== Instruction ==
Of the lines in the data below, count the ones holding the string "mutatása", and answer with that number only.

Data items:
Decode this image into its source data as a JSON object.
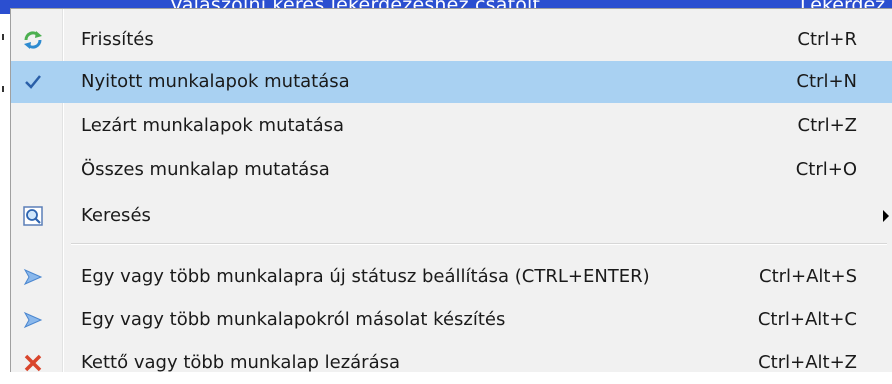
{
  "background": {
    "title_fragment": "Válaszolni kérés lekérdezéshez csatolt",
    "right_fragment": "Lekérdez"
  },
  "menu": {
    "items": [
      {
        "label": "Frissítés",
        "shortcut": "Ctrl+R",
        "icon": "refresh-icon"
      },
      {
        "label": "Nyitott munkalapok mutatása",
        "shortcut": "Ctrl+N",
        "icon": "checkmark-icon",
        "selected": true
      },
      {
        "label": "Lezárt munkalapok mutatása",
        "shortcut": "Ctrl+Z"
      },
      {
        "label": "Összes munkalap mutatása",
        "shortcut": "Ctrl+O"
      },
      {
        "label": "Keresés",
        "shortcut": "",
        "icon": "search-icon",
        "submenu": true
      },
      {
        "label": "Egy vagy több munkalapra új státusz beállítása  (CTRL+ENTER)",
        "shortcut": "Ctrl+Alt+S",
        "icon": "forward-arrow-icon"
      },
      {
        "label": "Egy vagy több munkalapokról másolat készítés",
        "shortcut": "Ctrl+Alt+C",
        "icon": "forward-arrow-icon"
      },
      {
        "label": "Kettő vagy több munkalap lezárása",
        "shortcut": "Ctrl+Alt+Z",
        "icon": "close-x-icon"
      }
    ]
  },
  "colors": {
    "selection": "#a9d1f2",
    "menu_background": "#f1f1f1",
    "title_bar": "#2b4fd0"
  }
}
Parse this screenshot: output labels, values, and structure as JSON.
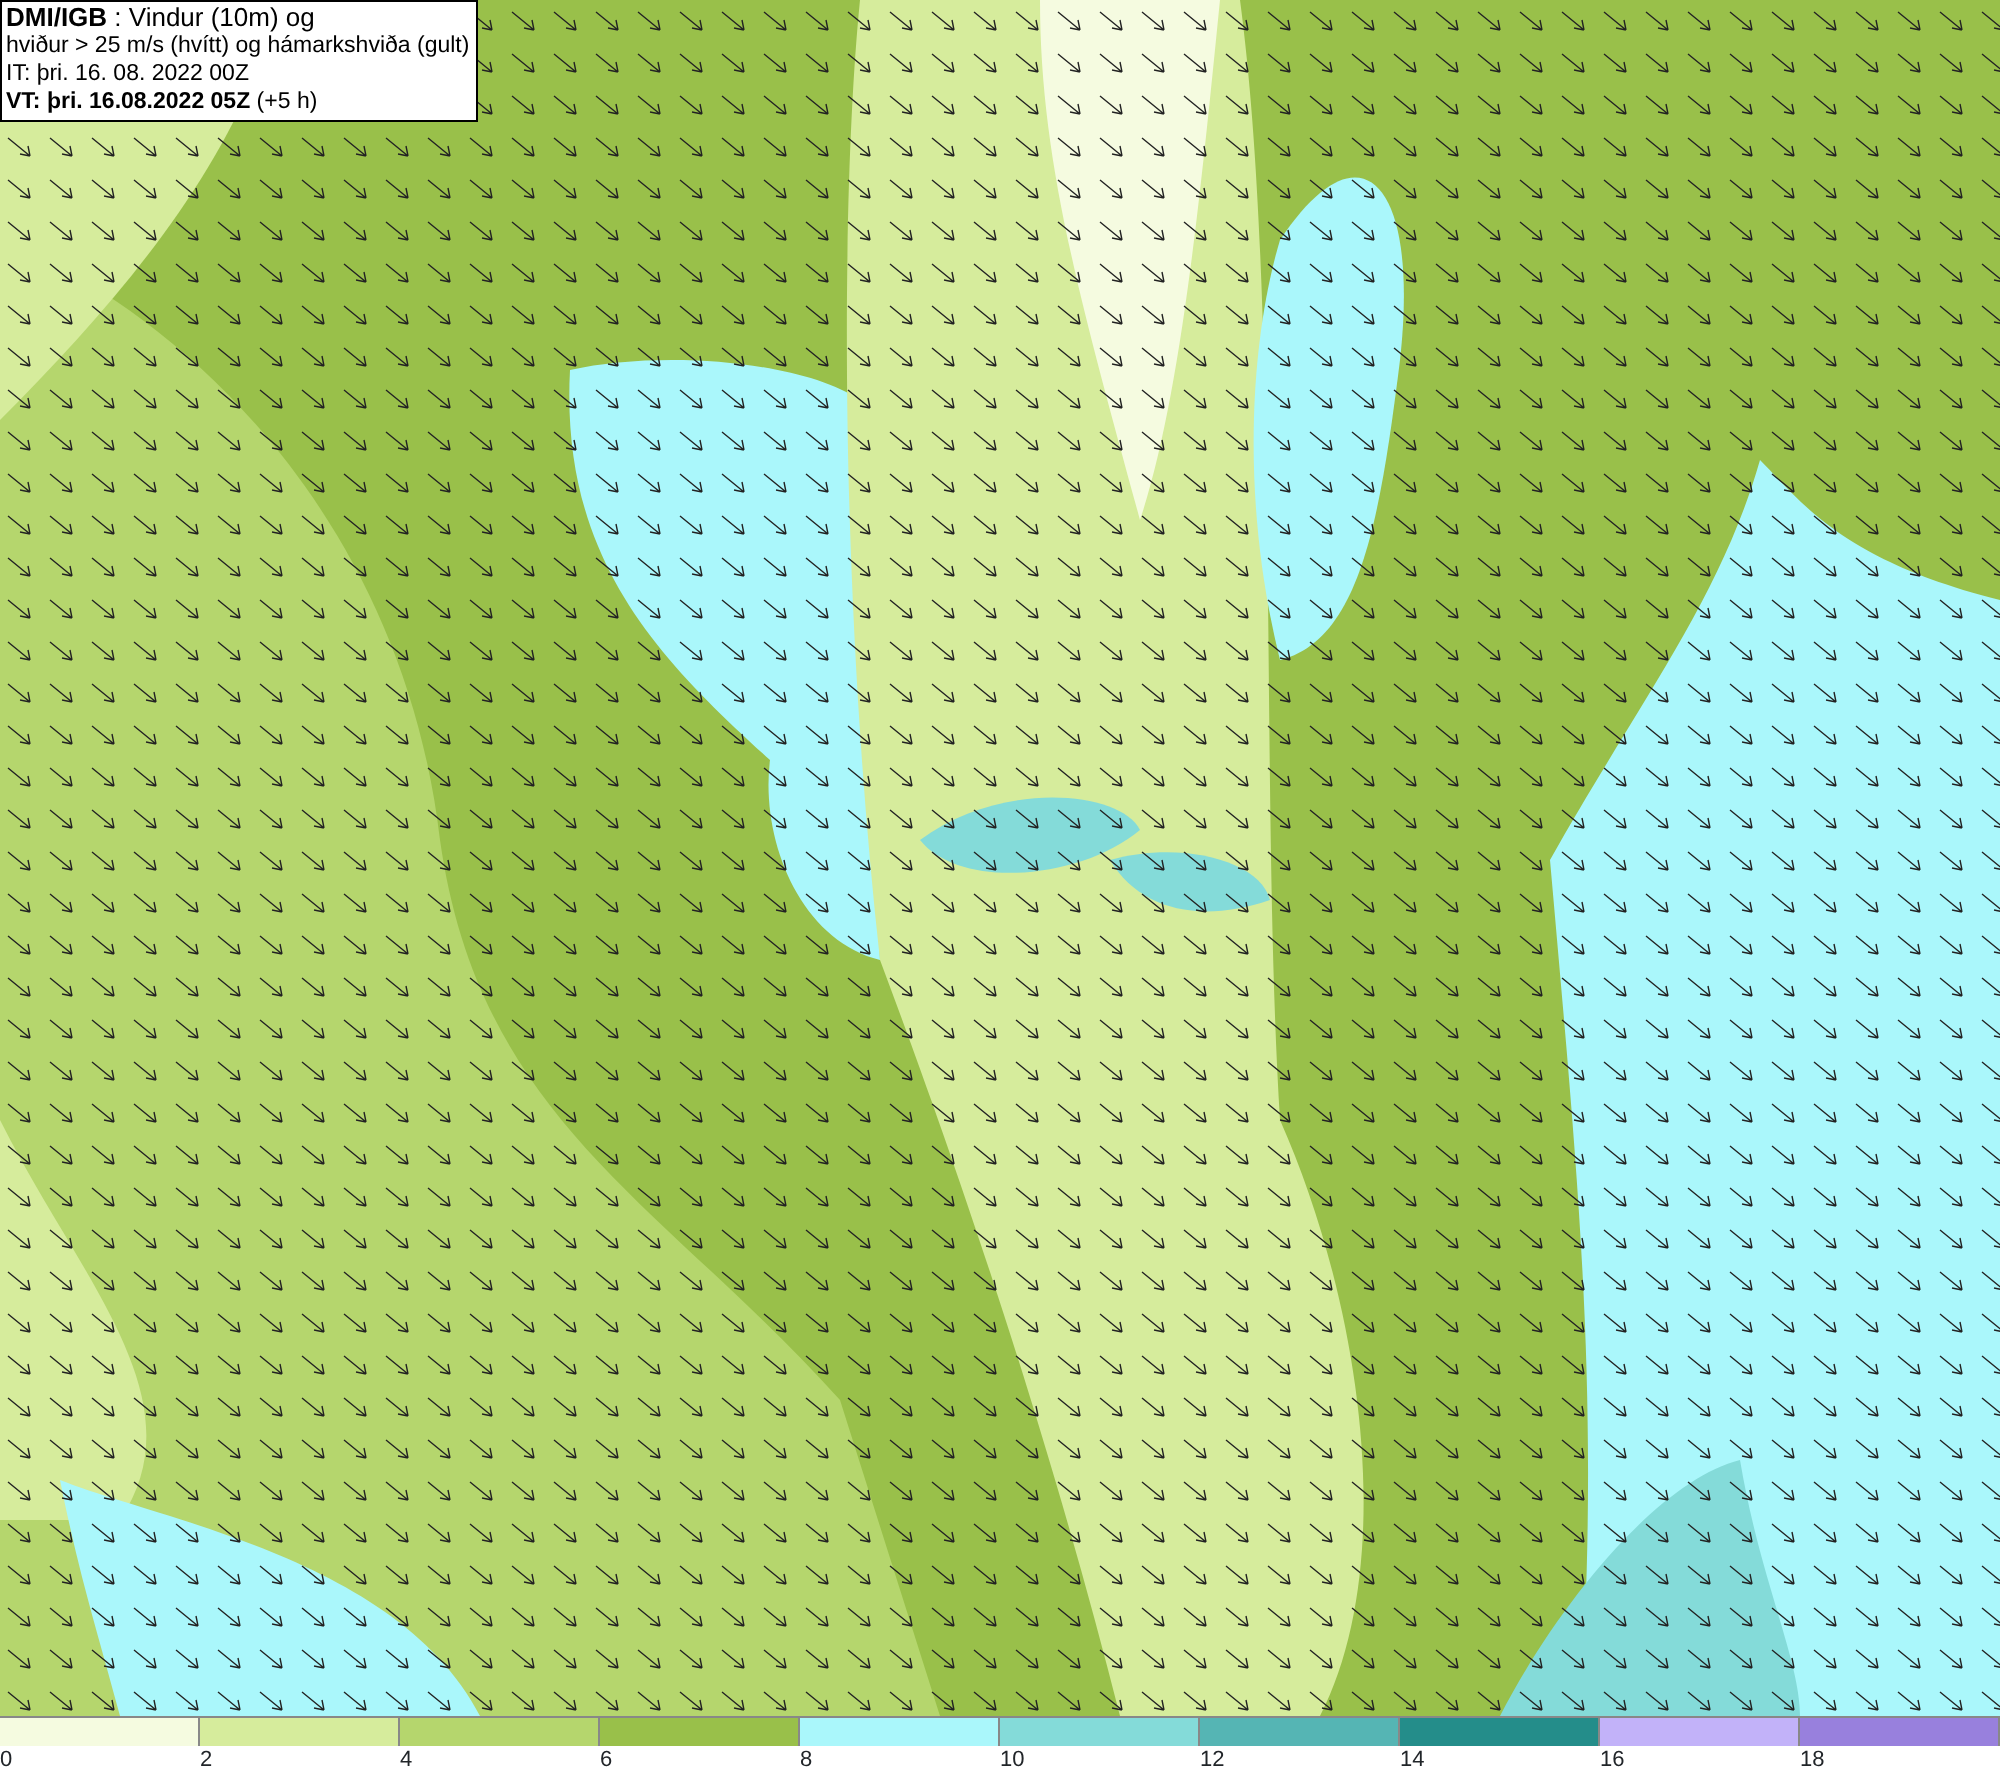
{
  "legend_box": {
    "lines": [
      "**DMI/IGB** : Vindur (10m) og",
      "hviður > 25 m/s (hvítt) og hámarkshviða (gult)",
      "IT: þri. 16. 08. 2022 00Z",
      "**VT: þri. 16.08.2022 05Z** (+5 h)"
    ]
  },
  "color_scale": {
    "bins": [
      {
        "color": "#f5fbe0"
      },
      {
        "color": "#d6ec9c"
      },
      {
        "color": "#b5d66d"
      },
      {
        "color": "#99c04a"
      },
      {
        "color": "#aaf7fb"
      },
      {
        "color": "#84dbd9"
      },
      {
        "color": "#55b5b4"
      },
      {
        "color": "#248d8a"
      },
      {
        "color": "#c2b2f9"
      },
      {
        "color": "#9880dd"
      }
    ],
    "tick_labels": [
      "0",
      "2",
      "4",
      "6",
      "8",
      "10",
      "12",
      "14",
      "16",
      "18"
    ]
  }
}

== Exercise answer ==
3